--- Listing ---
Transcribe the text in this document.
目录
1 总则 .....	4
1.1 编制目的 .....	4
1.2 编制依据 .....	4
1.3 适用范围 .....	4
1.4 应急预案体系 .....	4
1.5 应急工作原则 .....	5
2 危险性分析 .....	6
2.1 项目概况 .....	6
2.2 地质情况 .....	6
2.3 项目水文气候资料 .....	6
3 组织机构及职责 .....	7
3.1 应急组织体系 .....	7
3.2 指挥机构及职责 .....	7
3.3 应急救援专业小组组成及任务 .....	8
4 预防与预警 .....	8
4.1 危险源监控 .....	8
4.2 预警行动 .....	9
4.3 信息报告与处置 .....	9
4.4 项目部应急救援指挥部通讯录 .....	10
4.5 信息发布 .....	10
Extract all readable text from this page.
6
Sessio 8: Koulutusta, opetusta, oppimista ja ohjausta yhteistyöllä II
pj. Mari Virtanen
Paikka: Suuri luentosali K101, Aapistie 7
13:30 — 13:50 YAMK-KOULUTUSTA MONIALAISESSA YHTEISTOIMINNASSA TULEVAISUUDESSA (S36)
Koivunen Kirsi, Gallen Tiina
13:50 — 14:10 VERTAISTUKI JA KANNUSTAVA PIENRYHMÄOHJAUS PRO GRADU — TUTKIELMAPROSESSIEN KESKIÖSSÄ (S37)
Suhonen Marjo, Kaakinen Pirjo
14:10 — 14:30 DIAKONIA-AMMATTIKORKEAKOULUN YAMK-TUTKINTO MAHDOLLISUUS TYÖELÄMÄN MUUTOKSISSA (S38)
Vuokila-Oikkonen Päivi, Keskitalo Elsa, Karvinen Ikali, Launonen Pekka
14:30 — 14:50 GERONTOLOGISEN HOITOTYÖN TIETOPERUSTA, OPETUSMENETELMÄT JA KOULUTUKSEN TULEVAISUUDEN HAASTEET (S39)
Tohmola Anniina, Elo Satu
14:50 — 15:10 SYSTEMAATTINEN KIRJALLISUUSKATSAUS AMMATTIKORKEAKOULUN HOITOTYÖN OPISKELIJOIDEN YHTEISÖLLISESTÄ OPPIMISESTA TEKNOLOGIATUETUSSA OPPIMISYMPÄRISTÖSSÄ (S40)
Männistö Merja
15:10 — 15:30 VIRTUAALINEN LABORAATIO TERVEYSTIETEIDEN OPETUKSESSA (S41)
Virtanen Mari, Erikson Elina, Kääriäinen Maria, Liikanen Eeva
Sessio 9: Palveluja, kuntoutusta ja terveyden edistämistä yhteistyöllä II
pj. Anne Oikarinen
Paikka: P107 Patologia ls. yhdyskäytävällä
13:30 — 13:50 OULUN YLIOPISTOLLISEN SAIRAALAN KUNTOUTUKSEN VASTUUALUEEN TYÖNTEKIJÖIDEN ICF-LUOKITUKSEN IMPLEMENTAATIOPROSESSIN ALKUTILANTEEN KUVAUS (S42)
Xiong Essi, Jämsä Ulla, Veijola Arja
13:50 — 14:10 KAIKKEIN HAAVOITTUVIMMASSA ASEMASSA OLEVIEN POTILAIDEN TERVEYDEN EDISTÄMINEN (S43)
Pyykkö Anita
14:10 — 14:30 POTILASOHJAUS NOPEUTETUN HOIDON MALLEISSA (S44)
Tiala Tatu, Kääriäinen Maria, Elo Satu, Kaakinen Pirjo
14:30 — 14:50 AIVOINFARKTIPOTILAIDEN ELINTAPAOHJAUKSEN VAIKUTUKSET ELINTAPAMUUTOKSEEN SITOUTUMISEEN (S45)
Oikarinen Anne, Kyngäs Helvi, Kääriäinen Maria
---
*Work instructions*:
Retype the records in full. Keep every line identical to the original.

*Response to this exercise*:
Transcribe the text in this document.
目录
1 总则 .....	4
1.1 编制目的 .....	4
1.2 编制依据 .....	4
1.3 适用范围 .....	4
1.4 应急预案体系 .....	4
1.5 应急工作原则 .....	5
2 危险性分析 .....	6
2.1 项目概况 .....	6
2.2 地质情况 .....	6
2.3 项目水文气候资料 .....	6
3 组织机构及职责 .....	7
3.1 应急组织体系 .....	7
3.2 指挥机构及职责 .....	7
3.3 应急救援专业小组组成及任务 .....	8
4 预防与预警 .....	8
4.1 危险源监控 .....	8
4.2 预警行动 .....	9
4.3 信息报告与处置 .....	9
4.4 项目部应急救援指挥部通讯录 .....	10
4.5 信息发布 .....	10
Extract all readable text from this page.
6
Sessio 8: Koulutusta, opetusta, oppimista ja ohjausta yhteistyöllä II
pj. Mari Virtanen
Paikka: Suuri luentosali K101, Aapistie 7
13:30 — 13:50 YAMK-KOULUTUSTA MONIALAISESSA YHTEISTOIMINNASSA TULEVAISUUDESSA (S36)
Koivunen Kirsi, Gallen Tiina
13:50 — 14:10 VERTAISTUKI JA KANNUSTAVA PIENRYHMÄOHJAUS PRO GRADU — TUTKIELMAPROSESSIEN KESKIÖSSÄ (S37)
Suhonen Marjo, Kaakinen Pirjo
14:10 — 14:30 DIAKONIA-AMMATTIKORKEAKOULUN YAMK-TUTKINTO MAHDOLLISUUS TYÖELÄMÄN MUUTOKSISSA (S38)
Vuokila-Oikkonen Päivi, Keskitalo Elsa, Karvinen Ikali, Launonen Pekka
14:30 — 14:50 GERONTOLOGISEN HOITOTYÖN TIETOPERUSTA, OPETUSMENETELMÄT JA KOULUTUKSEN TULEVAISUUDEN HAASTEET (S39)
Tohmola Anniina, Elo Satu
14:50 — 15:10 SYSTEMAATTINEN KIRJALLISUUSKATSAUS AMMATTIKORKEAKOULUN HOITOTYÖN OPISKELIJOIDEN YHTEISÖLLISESTÄ OPPIMISESTA TEKNOLOGIATUETUSSA OPPIMISYMPÄRISTÖSSÄ (S40)
Männistö Merja
15:10 — 15:30 VIRTUAALINEN LABORAATIO TERVEYSTIETEIDEN OPETUKSESSA (S41)
Virtanen Mari, Erikson Elina, Kääriäinen Maria, Liikanen Eeva
Sessio 9: Palveluja, kuntoutusta ja terveyden edistämistä yhteistyöllä II
pj. Anne Oikarinen
Paikka: P107 Patologia ls. yhdyskäytävällä
13:30 — 13:50 OULUN YLIOPISTOLLISEN SAIRAALAN KUNTOUTUKSEN VASTUUALUEEN TYÖNTEKIJÖIDEN ICF-LUOKITUKSEN IMPLEMENTAATIOPROSESSIN ALKUTILANTEEN KUVAUS (S42)
Xiong Essi, Jämsä Ulla, Veijola Arja
13:50 — 14:10 KAIKKEIN HAAVOITTUVIMMASSA ASEMASSA OLEVIEN POTILAIDEN TERVEYDEN EDISTÄMINEN (S43)
Pyykkö Anita
14:10 — 14:30 POTILASOHJAUS NOPEUTETUN HOIDON MALLEISSA (S44)
Tiala Tatu, Kääriäinen Maria, Elo Satu, Kaakinen Pirjo
14:30 — 14:50 AIVOINFARKTIPOTILAIDEN ELINTAPAOHJAUKSEN VAIKUTUKSET ELINTAPAMUUTOKSEEN SITOUTUMISEEN (S45)
Oikarinen Anne, Kyngäs Helvi, Kääriäinen Maria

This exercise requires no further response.